====== Material shown
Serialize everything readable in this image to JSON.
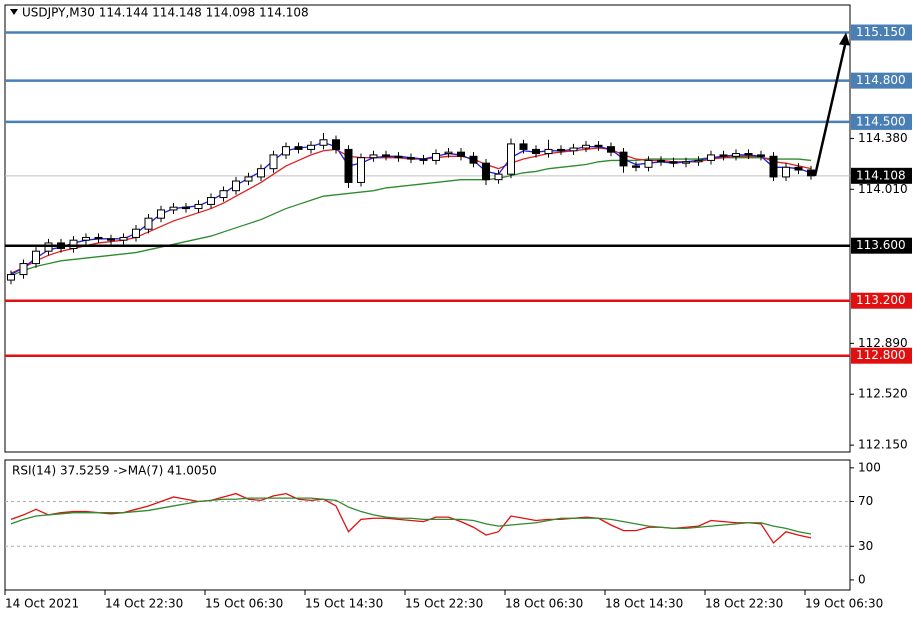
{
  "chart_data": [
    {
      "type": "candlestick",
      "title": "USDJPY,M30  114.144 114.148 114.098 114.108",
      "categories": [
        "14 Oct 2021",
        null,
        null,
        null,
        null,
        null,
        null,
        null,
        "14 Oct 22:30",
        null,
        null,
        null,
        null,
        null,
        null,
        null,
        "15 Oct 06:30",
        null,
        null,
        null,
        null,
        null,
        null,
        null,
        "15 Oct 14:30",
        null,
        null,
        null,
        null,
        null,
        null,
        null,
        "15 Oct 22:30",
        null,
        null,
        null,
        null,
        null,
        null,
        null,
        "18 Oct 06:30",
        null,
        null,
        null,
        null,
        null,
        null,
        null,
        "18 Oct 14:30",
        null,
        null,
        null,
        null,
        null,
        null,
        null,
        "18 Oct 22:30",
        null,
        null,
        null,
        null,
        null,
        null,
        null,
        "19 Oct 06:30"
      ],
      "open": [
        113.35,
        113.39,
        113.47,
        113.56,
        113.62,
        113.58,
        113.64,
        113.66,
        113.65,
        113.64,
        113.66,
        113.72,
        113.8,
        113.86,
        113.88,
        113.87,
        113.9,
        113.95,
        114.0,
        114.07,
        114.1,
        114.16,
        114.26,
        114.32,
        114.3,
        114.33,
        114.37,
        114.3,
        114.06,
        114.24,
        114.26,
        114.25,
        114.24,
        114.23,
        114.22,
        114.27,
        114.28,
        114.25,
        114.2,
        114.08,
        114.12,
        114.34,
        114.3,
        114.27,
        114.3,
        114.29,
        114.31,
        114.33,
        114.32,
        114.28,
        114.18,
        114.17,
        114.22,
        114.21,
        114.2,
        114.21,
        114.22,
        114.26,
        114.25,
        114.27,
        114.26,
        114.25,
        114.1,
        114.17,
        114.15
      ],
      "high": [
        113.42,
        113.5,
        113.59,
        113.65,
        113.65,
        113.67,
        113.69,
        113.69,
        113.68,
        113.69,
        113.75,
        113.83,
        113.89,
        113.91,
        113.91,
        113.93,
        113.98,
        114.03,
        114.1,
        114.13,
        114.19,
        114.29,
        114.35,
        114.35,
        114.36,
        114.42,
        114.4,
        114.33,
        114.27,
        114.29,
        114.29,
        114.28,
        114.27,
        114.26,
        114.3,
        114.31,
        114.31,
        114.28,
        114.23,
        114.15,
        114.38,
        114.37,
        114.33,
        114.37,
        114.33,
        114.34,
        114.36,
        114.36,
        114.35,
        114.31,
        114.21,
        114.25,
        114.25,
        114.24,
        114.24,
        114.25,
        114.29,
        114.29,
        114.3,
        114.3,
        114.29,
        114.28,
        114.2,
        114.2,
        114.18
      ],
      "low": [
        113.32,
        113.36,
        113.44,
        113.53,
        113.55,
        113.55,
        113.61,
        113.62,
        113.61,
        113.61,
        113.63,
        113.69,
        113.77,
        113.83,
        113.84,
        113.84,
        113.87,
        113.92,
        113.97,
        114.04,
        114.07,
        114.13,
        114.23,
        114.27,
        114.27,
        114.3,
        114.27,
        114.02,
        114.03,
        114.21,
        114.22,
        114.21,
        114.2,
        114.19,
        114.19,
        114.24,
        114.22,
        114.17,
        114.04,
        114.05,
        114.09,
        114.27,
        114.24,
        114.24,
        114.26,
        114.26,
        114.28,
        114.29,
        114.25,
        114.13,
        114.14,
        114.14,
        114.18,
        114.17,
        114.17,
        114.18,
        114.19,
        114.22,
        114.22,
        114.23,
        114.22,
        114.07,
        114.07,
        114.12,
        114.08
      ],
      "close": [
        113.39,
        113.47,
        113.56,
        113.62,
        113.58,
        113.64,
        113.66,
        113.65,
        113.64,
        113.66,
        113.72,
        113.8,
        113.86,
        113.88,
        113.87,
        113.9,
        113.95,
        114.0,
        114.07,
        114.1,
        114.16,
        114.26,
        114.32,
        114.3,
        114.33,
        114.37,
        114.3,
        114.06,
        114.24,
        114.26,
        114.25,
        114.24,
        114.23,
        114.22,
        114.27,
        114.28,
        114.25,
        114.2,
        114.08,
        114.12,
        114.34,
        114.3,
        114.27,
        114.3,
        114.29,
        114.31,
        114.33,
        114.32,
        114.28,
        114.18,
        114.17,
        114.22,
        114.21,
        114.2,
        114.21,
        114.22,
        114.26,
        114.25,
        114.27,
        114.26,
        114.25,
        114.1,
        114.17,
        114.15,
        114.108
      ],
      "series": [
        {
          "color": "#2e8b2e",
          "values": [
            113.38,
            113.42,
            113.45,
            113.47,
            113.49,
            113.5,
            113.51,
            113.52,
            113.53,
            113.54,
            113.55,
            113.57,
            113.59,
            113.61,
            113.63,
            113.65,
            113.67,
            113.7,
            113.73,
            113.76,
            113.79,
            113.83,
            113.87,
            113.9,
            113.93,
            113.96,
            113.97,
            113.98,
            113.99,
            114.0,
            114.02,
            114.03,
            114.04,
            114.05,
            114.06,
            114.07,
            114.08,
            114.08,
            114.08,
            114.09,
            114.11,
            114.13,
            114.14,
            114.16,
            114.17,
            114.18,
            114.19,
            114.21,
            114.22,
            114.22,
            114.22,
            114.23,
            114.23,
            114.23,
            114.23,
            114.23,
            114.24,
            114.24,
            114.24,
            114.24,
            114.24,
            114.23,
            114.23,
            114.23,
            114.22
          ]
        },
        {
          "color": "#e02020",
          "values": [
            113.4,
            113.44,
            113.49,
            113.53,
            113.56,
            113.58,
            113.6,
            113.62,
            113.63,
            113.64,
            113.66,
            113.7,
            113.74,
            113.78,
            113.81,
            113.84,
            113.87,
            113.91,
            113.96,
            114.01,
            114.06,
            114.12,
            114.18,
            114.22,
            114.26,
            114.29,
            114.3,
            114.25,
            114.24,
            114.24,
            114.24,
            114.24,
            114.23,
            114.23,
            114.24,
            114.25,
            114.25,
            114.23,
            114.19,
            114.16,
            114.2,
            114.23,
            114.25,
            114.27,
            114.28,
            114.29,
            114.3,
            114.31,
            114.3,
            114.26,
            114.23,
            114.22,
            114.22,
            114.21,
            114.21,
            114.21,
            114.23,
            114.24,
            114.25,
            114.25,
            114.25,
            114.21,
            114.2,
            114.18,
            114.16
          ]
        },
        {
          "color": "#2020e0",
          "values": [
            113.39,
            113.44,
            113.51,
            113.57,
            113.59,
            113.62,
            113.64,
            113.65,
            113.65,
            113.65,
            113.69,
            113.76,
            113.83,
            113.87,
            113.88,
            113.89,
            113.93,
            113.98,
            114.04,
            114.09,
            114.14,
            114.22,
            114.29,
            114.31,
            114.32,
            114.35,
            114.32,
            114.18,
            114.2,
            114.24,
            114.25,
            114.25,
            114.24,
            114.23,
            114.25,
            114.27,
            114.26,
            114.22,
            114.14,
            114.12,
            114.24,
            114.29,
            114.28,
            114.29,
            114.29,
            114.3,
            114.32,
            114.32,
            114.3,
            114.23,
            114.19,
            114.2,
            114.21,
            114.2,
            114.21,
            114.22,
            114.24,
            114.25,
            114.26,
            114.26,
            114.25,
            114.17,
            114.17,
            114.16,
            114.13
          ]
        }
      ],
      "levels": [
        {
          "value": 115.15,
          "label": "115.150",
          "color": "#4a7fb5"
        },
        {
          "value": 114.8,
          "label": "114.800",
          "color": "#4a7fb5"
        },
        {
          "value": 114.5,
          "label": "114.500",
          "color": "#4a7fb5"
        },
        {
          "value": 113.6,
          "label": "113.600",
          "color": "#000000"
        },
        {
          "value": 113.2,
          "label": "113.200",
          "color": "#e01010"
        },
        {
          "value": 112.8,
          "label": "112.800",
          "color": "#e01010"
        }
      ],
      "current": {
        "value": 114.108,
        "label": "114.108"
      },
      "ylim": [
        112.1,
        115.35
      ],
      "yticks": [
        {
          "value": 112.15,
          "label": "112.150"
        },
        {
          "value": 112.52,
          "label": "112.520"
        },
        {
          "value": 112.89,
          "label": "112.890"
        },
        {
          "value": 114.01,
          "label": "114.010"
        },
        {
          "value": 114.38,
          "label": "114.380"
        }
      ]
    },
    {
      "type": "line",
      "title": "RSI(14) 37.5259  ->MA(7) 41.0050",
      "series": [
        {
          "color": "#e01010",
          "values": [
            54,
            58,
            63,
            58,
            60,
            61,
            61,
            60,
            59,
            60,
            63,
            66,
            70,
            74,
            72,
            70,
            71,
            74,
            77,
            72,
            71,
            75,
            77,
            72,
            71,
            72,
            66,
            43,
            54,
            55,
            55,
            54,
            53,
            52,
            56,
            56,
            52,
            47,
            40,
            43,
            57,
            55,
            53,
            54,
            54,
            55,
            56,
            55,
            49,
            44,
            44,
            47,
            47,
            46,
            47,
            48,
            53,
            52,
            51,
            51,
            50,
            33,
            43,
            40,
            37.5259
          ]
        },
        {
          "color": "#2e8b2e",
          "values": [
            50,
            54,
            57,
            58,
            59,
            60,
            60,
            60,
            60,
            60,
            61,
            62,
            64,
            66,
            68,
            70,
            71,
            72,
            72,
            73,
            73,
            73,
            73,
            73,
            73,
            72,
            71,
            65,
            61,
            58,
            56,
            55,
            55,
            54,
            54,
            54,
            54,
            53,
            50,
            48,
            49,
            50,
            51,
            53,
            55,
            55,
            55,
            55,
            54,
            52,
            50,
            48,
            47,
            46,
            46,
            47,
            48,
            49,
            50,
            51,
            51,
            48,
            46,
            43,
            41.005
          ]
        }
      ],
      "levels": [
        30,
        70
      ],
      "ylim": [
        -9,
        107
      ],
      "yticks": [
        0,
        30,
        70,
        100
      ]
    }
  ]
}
============
====== Material shown
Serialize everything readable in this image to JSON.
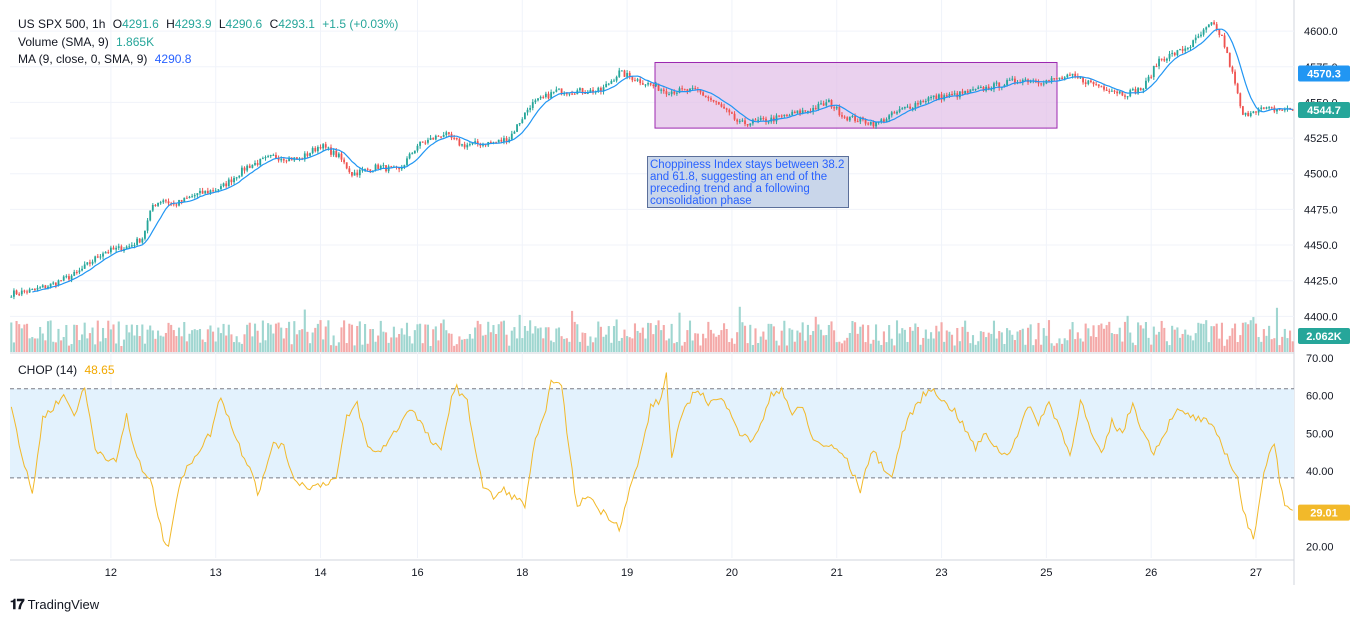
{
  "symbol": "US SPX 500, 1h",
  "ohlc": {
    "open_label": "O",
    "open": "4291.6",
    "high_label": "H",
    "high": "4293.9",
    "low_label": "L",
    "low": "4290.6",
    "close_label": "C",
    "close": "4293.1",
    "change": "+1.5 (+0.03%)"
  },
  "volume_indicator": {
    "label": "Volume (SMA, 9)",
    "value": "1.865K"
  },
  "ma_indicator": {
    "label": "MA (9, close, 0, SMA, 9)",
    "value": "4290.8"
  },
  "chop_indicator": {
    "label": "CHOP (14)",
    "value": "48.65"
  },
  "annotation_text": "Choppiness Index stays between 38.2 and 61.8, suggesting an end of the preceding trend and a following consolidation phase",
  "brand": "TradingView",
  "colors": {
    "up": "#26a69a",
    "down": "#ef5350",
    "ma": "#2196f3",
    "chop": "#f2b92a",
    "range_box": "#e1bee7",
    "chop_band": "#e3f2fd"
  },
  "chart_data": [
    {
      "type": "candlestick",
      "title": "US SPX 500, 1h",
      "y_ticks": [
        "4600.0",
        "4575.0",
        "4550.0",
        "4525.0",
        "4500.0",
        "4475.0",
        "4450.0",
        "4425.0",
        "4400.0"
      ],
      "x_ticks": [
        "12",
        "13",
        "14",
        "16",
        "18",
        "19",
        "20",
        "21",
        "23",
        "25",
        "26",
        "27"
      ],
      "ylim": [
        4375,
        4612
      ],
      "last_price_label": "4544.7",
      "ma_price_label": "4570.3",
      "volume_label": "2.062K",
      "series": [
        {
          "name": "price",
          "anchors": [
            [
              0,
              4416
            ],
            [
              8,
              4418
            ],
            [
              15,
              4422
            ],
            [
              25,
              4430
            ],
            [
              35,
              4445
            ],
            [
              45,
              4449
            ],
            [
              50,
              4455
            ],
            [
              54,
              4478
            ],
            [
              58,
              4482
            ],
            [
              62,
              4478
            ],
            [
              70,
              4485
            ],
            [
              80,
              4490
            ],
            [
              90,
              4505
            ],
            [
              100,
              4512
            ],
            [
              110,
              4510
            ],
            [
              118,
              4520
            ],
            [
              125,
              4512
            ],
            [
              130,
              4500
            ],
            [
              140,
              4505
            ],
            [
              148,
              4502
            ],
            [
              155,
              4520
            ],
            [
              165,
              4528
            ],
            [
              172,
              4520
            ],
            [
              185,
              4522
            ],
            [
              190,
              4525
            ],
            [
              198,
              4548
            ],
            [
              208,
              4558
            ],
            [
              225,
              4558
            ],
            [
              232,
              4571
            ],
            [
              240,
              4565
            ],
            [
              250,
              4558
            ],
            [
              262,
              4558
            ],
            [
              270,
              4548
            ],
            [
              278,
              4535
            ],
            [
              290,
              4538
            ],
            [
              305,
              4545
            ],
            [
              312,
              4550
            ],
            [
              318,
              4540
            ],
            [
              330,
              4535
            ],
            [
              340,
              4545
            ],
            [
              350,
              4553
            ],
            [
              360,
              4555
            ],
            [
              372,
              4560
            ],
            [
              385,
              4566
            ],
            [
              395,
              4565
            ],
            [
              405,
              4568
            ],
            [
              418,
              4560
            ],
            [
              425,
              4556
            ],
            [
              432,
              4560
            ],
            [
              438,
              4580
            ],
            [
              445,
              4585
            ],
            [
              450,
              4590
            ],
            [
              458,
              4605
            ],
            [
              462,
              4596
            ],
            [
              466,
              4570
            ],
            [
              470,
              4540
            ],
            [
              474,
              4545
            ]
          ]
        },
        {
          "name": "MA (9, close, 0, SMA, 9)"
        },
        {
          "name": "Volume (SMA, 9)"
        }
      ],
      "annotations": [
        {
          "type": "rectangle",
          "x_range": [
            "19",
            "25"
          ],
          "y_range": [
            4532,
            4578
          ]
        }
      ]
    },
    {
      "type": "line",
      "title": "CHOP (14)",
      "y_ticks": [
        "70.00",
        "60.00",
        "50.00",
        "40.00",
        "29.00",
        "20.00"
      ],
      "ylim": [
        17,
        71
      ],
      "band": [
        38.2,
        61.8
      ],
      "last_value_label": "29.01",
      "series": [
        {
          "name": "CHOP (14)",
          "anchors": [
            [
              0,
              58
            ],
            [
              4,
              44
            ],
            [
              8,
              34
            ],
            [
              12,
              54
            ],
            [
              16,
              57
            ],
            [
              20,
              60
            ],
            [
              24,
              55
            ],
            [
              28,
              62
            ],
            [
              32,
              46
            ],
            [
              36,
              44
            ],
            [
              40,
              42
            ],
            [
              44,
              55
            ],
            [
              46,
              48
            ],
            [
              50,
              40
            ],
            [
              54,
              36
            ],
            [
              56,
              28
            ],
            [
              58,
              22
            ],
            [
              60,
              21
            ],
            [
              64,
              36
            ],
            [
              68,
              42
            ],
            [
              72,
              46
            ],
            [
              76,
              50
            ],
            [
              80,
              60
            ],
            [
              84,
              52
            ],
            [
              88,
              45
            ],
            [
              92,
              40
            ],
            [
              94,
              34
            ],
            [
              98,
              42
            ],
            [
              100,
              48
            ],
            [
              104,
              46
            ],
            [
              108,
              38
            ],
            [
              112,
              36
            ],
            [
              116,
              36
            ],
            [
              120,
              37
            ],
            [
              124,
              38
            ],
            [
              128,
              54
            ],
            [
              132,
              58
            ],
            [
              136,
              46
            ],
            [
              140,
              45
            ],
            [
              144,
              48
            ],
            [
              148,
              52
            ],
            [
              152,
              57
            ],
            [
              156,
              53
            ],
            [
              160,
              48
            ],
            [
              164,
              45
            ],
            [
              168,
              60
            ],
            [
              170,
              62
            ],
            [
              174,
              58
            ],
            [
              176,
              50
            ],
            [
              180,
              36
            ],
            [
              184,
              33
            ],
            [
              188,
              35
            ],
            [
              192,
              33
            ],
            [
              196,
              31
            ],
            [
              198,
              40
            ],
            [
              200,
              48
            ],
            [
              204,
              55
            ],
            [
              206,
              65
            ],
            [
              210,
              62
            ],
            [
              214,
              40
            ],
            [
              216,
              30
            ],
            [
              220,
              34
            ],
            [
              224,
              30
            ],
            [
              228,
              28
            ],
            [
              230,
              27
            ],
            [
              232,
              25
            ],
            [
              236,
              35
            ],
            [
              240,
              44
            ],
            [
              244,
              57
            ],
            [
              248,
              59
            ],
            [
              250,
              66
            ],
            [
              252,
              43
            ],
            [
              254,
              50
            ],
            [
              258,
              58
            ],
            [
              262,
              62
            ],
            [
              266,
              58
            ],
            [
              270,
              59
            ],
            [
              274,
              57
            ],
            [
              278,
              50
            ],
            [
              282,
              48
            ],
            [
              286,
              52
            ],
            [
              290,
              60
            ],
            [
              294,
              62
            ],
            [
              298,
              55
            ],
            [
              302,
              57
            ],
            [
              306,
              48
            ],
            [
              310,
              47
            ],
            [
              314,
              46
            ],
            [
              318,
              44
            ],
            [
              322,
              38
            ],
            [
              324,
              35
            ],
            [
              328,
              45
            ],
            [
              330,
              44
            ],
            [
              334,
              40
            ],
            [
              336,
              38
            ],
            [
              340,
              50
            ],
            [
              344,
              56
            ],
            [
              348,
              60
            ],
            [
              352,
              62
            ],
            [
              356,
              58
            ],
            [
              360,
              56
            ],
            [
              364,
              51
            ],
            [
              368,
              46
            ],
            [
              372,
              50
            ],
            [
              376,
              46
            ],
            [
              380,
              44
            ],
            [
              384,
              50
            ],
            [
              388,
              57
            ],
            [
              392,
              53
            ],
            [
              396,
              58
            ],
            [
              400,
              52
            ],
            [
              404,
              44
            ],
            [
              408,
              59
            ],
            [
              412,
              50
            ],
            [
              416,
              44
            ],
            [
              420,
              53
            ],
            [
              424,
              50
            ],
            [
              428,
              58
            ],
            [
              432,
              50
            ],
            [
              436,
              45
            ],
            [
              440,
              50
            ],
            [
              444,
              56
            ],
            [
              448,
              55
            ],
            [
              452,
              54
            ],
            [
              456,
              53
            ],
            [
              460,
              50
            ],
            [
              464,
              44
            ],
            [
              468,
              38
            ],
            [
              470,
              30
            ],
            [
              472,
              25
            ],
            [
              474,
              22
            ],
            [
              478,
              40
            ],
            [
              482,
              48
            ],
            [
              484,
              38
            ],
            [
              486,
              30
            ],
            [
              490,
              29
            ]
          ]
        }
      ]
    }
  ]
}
============
Show the lines of the records that contain the word "title".

Exercise response:
      "title": "USDJPY,M30  114.144 114.148 114.098 114.108",
      "title": "RSI(14) 37.5259  ->MA(7) 41.0050",
      "title": "US SPX 500, 1h",
      "title": "CHOP (14)",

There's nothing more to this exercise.